Provided text
^^^^

We address first plaintiff's Title VII claims. It is undisputed that plaintiff did not file a charge before either the Equal Employment Opportunity Commission (EEOC) or the Ohio Civil Rights Commission (OCRC). It has been held repeatedly that a federal district court will have no jurisdiction over a Title VII employment discrimination suit until the statutory prerequisites to suit have been met. Alexander v. Gardner-Denver Co., 415 U.S. 36 (1974). One such prerequisite is the filing of an administrative charge.

Plaintiff would salvage his Title VII claim by arguing equitable tolling. Although the Supreme Court has acknowledged the applicability of the equitable tolling doctrine to Title VII actions, Zipes v. Trans World Airlines, Inc., 455 U.S. 385 (1982), the doctrine will be applied only in the most compelling circumstances. Puckett v. Tennessee Eastman Co., 889 F.2d 1481 (6th Cir.1989).

Harris argues the reason he filed no claim is that he received bad information from both the EEOC and the OCRC. There are two problems with this argument. First, plaintiff generally was aware of his rights and responsibilities as is evidenced by the fact that he made his first telephonic contact with the OCRC on the same day he terminated his employment.1 Additionally, he had consultations about his claims with attorneys at two critical points before filing this lawsuit. This does not appear to be a case where equitable considerations are sufficient to excuse the failure to follow the statutory administrative procedures.

^^^^

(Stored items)
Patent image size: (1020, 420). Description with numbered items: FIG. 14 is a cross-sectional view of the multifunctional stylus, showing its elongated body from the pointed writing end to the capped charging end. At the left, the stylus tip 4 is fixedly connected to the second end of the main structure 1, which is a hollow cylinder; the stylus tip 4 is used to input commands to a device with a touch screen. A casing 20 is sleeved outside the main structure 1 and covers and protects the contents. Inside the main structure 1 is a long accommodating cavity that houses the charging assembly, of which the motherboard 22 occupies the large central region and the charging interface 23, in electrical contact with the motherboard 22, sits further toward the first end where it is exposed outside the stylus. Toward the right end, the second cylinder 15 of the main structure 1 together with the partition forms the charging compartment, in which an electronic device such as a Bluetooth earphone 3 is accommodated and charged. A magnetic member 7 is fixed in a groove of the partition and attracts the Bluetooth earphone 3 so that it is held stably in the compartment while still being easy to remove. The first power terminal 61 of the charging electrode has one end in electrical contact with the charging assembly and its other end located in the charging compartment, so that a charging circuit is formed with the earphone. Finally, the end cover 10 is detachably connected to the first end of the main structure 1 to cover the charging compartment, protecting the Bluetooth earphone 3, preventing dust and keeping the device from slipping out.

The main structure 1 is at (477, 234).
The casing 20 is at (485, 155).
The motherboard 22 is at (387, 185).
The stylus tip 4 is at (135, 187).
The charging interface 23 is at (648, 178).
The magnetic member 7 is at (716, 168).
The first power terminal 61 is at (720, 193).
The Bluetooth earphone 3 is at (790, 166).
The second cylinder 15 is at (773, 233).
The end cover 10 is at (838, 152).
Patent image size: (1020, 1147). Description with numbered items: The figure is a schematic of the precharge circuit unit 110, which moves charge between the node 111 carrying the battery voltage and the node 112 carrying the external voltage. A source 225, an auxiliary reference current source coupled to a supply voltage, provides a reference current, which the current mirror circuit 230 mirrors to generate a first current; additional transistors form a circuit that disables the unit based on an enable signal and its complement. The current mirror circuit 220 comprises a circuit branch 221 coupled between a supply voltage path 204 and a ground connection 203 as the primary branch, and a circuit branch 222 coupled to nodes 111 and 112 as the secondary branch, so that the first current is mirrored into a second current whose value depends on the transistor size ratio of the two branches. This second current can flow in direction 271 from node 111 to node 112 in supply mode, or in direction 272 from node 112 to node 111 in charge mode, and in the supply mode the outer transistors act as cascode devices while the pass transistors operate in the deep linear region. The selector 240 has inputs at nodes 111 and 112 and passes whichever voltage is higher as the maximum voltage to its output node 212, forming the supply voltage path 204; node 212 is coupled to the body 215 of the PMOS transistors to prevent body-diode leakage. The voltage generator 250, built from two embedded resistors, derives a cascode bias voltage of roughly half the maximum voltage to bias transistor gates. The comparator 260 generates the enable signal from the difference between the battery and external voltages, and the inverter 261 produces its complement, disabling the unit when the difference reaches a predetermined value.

^^^^

Work order A
Answer these questions about the court excerpt:
(i) With which two agencies did the plaintiff not file a charge?
(ii) Which case is cited for the point that equitable tolling is applied only in the most compelling circumstances?
(iii) On what day did the plaintiff first contact the OCRC by telephone?
Work order B
Write out the stretch of the court excerpt from "We address first" through "an administrative charge.", swapping "administrative charge" for "formal complaint".
Work order C
List every court case the court excerpt cites by name.
You won't need the records for this.

Task output A
(i) The Equal Employment Opportunity Commission (EEOC) and the Ohio Civil Rights Commission (OCRC)
(ii) Puckett v. Tennessee Eastman Co., 889 F.2d 1481 (6th Cir.1989)
(iii) The same day he terminated his employment

Task output B
We address first plaintiff's Title VII claims. It is undisputed that plaintiff did not file a charge before either the Equal Employment Opportunity Commission (EEOC) or the Ohio Civil Rights Commission (OCRC). It has been held repeatedly that a federal district court will have no jurisdiction over a Title VII employment discrimination suit until the statutory prerequisites to suit have been met. Alexander v. Gardner-Denver Co., 415 U.S. 36 (1974). One such prerequisite is the filing of an formal complaint.

Task output C
Alexander v. Gardner-Denver Co.
Zipes v. Trans World Airlines, Inc.
Puckett v. Tennessee Eastman Co.